- [TASK GOAL] Below are the records; reproduce all of them exactly but without any images.

- [MATERIAL]
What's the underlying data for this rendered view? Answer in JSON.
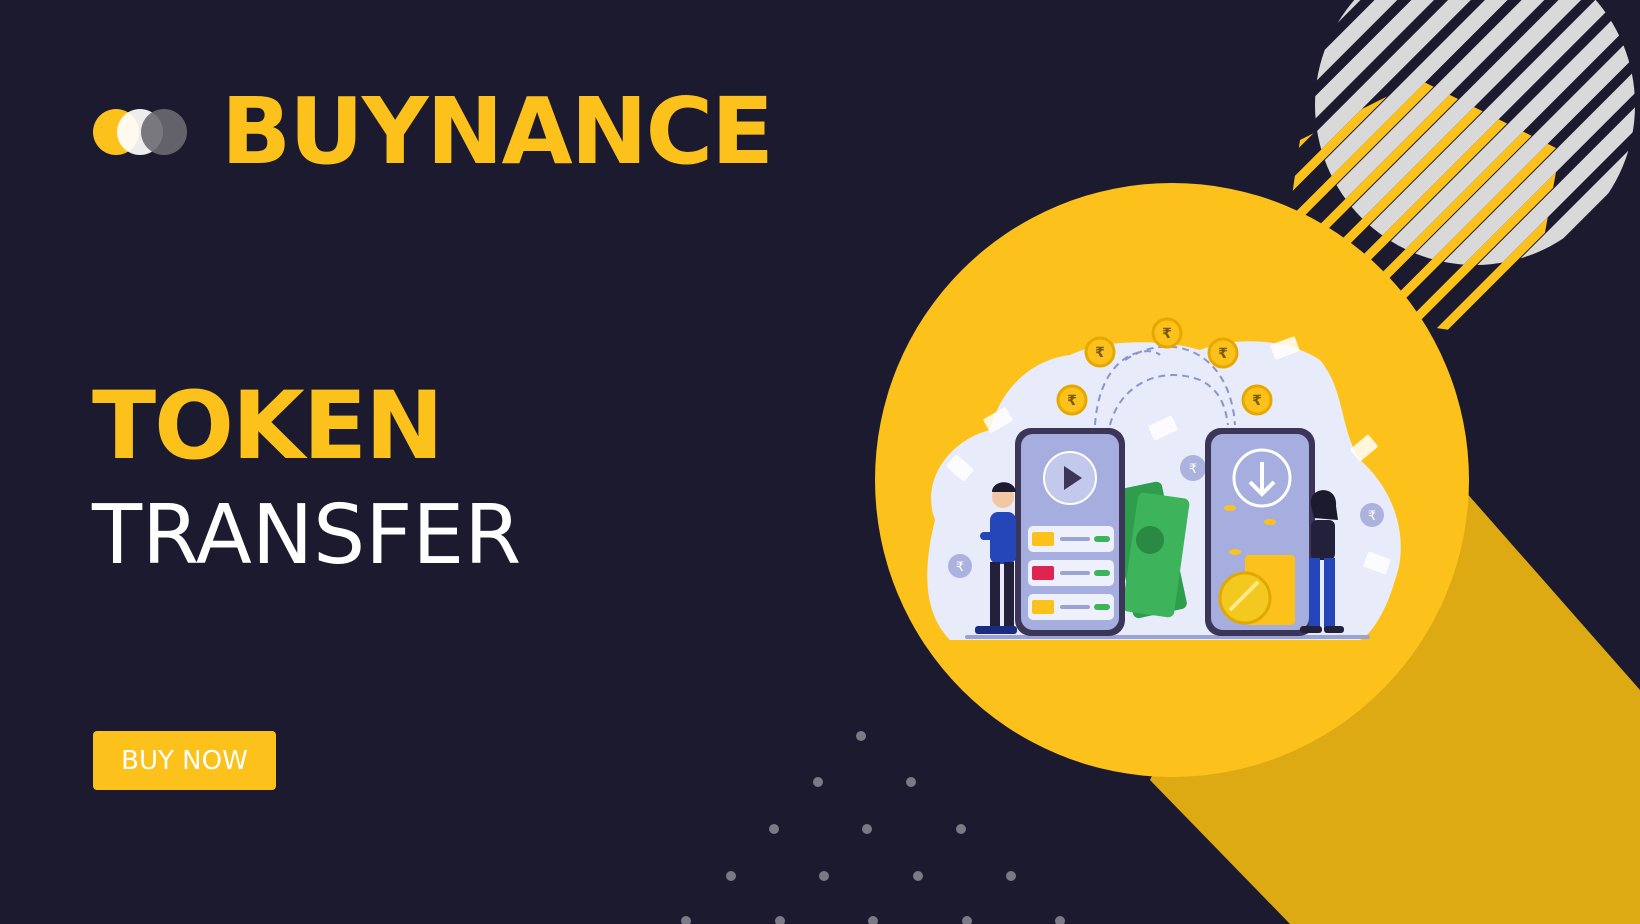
{
  "brand": {
    "name": "BUYNANCE",
    "logo_icon": "overlapping-circles-logo"
  },
  "hero": {
    "title_line1": "TOKEN",
    "title_line2": "TRANSFER",
    "cta_label": "BUY NOW"
  },
  "illustration": {
    "currency_symbol": "₹",
    "subject": "phone-to-phone-money-transfer"
  },
  "colors": {
    "background": "#1c1a2e",
    "accent": "#fcc21b",
    "accent_dark": "#ddaa14",
    "stripe_gray": "#d9d9d9",
    "text_light": "#ffffff"
  }
}
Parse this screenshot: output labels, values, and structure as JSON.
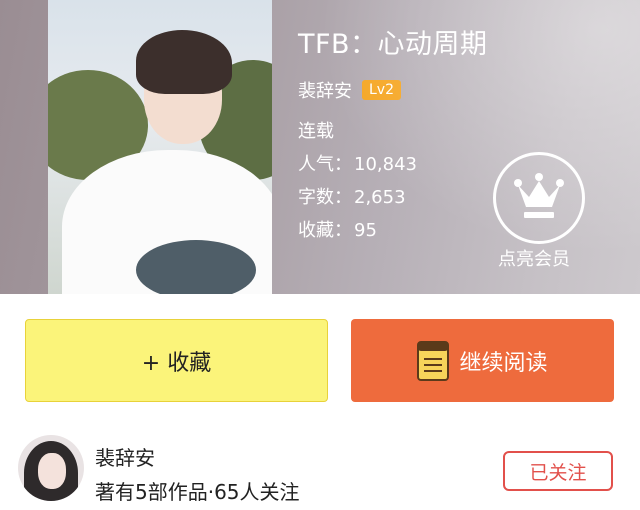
{
  "book": {
    "title": "TFB：心动周期",
    "author": "裴辞安",
    "level": "Lv2",
    "status": "连载",
    "popularity_label": "人气：",
    "popularity_value": "10,843",
    "words_label": "字数：",
    "words_value": "2,653",
    "favorites_label": "收藏：",
    "favorites_value": "95"
  },
  "vip": {
    "label": "点亮会员",
    "icon": "crown-icon"
  },
  "actions": {
    "collect_label": "+ 收藏",
    "read_label": "继续阅读",
    "read_icon": "book-icon"
  },
  "profile": {
    "name": "裴辞安",
    "meta": "著有5部作品·65人关注",
    "follow_label": "已关注"
  },
  "colors": {
    "level_badge": "#f5a623",
    "collect_bg": "#fbf47a",
    "read_bg": "#ee6b3d",
    "follow_accent": "#e2504b"
  }
}
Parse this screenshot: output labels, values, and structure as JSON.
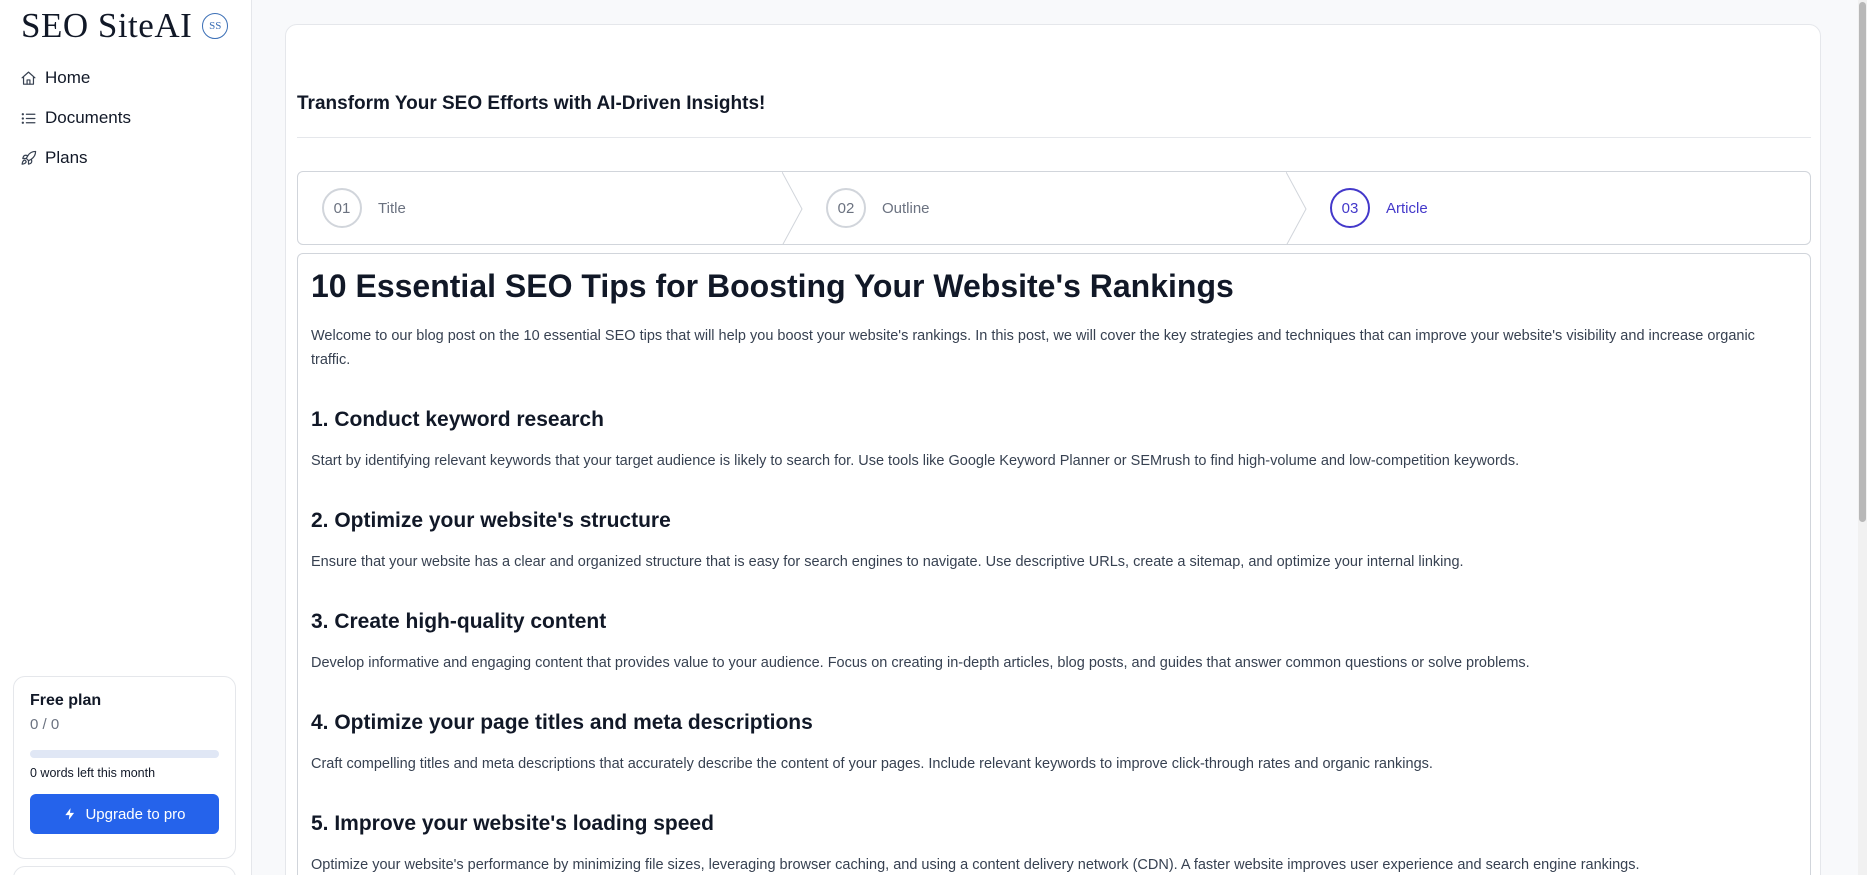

- [COMPLETED EXERCISE]
What's the underlying data for this rendered view? Answer in JSON.
{
  "brand": {
    "name": "BUYNANCE",
    "logo_icon": "overlapping-circles-logo"
  },
  "hero": {
    "title_line1": "TOKEN",
    "title_line2": "TRANSFER",
    "cta_label": "BUY NOW"
  },
  "illustration": {
    "currency_symbol": "₹",
    "subject": "phone-to-phone-money-transfer"
  },
  "colors": {
    "background": "#1c1a2e",
    "accent": "#fcc21b",
    "accent_dark": "#ddaa14",
    "stripe_gray": "#d9d9d9",
    "text_light": "#ffffff"
  }
}
Parse this screenshot: output labels, values, and structure as JSON.
{
  "book": {
    "title": "TFB：心动周期",
    "author": "裴辞安",
    "level": "Lv2",
    "status": "连载",
    "popularity_label": "人气：",
    "popularity_value": "10,843",
    "words_label": "字数：",
    "words_value": "2,653",
    "favorites_label": "收藏：",
    "favorites_value": "95"
  },
  "vip": {
    "label": "点亮会员",
    "icon": "crown-icon"
  },
  "actions": {
    "collect_label": "+ 收藏",
    "read_label": "继续阅读",
    "read_icon": "book-icon"
  },
  "profile": {
    "name": "裴辞安",
    "meta": "著有5部作品·65人关注",
    "follow_label": "已关注"
  },
  "colors": {
    "level_badge": "#f5a623",
    "collect_bg": "#fbf47a",
    "read_bg": "#ee6b3d",
    "follow_accent": "#e2504b"
  }
}
Parse this screenshot: output labels, values, and structure as JSON.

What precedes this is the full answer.